### Selected passage ###

Skip to main content

Per-Session Docker Sandboxes: Isolated Code Execution for AI Agents

· 6 min read

When your AI agent can execute arbitrary code, the execution environment is a security boundary. Shared subprocess execution on the host is fine for single-user prototypes. For a multi-tenant platform where different organizations share the same infrastructure, it is not even close to acceptable.

Current reference: This post explains the design intent behind sandbox isolation. The current API and deployment knobs are documented in the Code Sandbox reference and Run Code tutorial.

We built a per-session Docker sandbox system that gives each user session its own isolated container.

Why subprocess execution fails at multi-tenant

The simplest code execution approach is subprocess.run() on the host. Many AI tools start here. The problems show up quickly:

  • No isolation. One tenant's code can read another tenant's files, environment variables, and process memory.
  • Resource exhaustion. A fork bomb or memory leak in one session takes down the entire host.
  • Privilege escalation. If the host process runs as root (common in Docker-in-Docker setups), executed code inherits those privileges.
  • No cleanup. Files, processes, and network connections persist between sessions.

### Collected material ###

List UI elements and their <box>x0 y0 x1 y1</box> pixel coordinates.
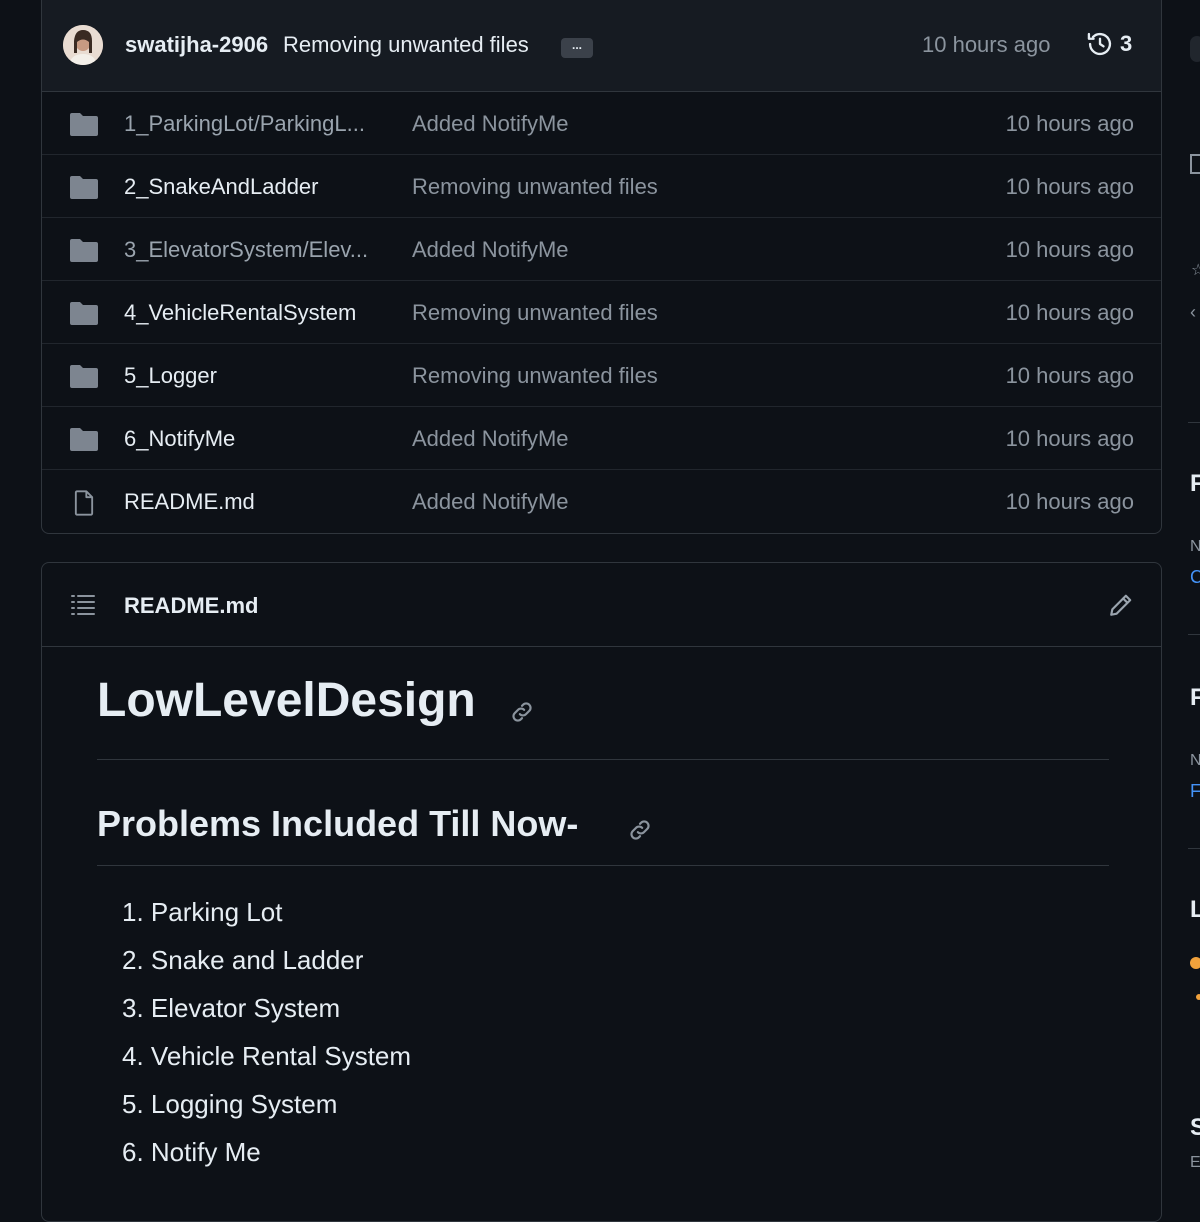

###

** To be done **
**A.** Answer these about the Docker sandbox article:
(i) What does it call the simplest code execution approach?
(ii) What does the system give each user session?
(iii) What does it say is common in Docker-in-Docker setups?
**B.** Write out the Docker sandbox article from "Skip to main" to "close to acceptable.", putting "demos" in place of "prototypes".
The listing isn't needed for anything here.

** Solutions to the problems **
**A.**
(i) subprocess.run() on the host
(ii) Its own isolated container
(iii) The host process running as root

**B.**
Skip to main content

Per-Session Docker Sandboxes: Isolated Code Execution for AI Agents

· 6 min read

When your AI agent can execute arbitrary code, the execution environment is a security boundary. Shared subprocess execution on the host is fine for single-user demos. For a multi-tenant platform where different organizations share the same infrastructure, it is not even close to acceptable.